• **PROBLEM REQUIREMENTS**
Repeat the records below exactly as they appear.

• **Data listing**
((

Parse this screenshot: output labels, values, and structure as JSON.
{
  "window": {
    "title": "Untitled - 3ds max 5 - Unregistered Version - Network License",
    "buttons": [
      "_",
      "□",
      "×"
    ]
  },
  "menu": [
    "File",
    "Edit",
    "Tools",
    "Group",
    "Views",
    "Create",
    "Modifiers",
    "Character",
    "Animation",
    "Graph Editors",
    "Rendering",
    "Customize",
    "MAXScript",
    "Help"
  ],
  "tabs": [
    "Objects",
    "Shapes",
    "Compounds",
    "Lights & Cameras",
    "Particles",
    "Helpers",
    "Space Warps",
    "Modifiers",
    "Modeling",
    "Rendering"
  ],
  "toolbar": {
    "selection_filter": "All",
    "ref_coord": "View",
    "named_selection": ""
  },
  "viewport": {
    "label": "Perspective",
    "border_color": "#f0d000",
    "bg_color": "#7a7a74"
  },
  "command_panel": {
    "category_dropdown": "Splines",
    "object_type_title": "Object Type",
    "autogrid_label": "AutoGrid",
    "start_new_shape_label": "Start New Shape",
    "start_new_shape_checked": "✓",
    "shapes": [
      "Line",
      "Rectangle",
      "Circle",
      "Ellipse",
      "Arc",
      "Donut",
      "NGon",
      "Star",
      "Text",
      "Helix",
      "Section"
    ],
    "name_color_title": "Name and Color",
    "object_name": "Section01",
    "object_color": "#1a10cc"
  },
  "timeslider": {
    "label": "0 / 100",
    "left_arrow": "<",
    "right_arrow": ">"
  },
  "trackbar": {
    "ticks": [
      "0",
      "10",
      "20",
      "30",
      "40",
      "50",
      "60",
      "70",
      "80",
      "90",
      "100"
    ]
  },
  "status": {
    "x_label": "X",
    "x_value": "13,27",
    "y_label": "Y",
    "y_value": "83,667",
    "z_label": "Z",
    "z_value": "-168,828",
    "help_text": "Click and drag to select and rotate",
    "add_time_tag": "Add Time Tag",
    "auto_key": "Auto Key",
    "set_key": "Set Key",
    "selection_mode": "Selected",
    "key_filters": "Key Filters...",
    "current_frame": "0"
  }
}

))

• **TASK RESPONSE**
Parse this screenshot: output labels, values, and structure as JSON.
{
  "window": {
    "title": "Untitled - 3ds max 5 - Unregistered Version - Network License",
    "buttons": [
      "_",
      "□",
      "×"
    ]
  },
  "menu": [
    "File",
    "Edit",
    "Tools",
    "Group",
    "Views",
    "Create",
    "Modifiers",
    "Character",
    "Animation",
    "Graph Editors",
    "Rendering",
    "Customize",
    "MAXScript",
    "Help"
  ],
  "tabs": [
    "Objects",
    "Shapes",
    "Compounds",
    "Lights & Cameras",
    "Particles",
    "Helpers",
    "Space Warps",
    "Modifiers",
    "Modeling",
    "Rendering"
  ],
  "toolbar": {
    "selection_filter": "All",
    "ref_coord": "View",
    "named_selection": ""
  },
  "viewport": {
    "label": "Perspective",
    "border_color": "#f0d000",
    "bg_color": "#7a7a74"
  },
  "command_panel": {
    "category_dropdown": "Splines",
    "object_type_title": "Object Type",
    "autogrid_label": "AutoGrid",
    "start_new_shape_label": "Start New Shape",
    "start_new_shape_checked": "✓",
    "shapes": [
      "Line",
      "Rectangle",
      "Circle",
      "Ellipse",
      "Arc",
      "Donut",
      "NGon",
      "Star",
      "Text",
      "Helix",
      "Section"
    ],
    "name_color_title": "Name and Color",
    "object_name": "Section01",
    "object_color": "#1a10cc"
  },
  "timeslider": {
    "label": "0 / 100",
    "left_arrow": "<",
    "right_arrow": ">"
  },
  "trackbar": {
    "ticks": [
      "0",
      "10",
      "20",
      "30",
      "40",
      "50",
      "60",
      "70",
      "80",
      "90",
      "100"
    ]
  },
  "status": {
    "x_label": "X",
    "x_value": "13,27",
    "y_label": "Y",
    "y_value": "83,667",
    "z_label": "Z",
    "z_value": "-168,828",
    "help_text": "Click and drag to select and rotate",
    "add_time_tag": "Add Time Tag",
    "auto_key": "Auto Key",
    "set_key": "Set Key",
    "selection_mode": "Selected",
    "key_filters": "Key Filters...",
    "current_frame": "0"
  }
}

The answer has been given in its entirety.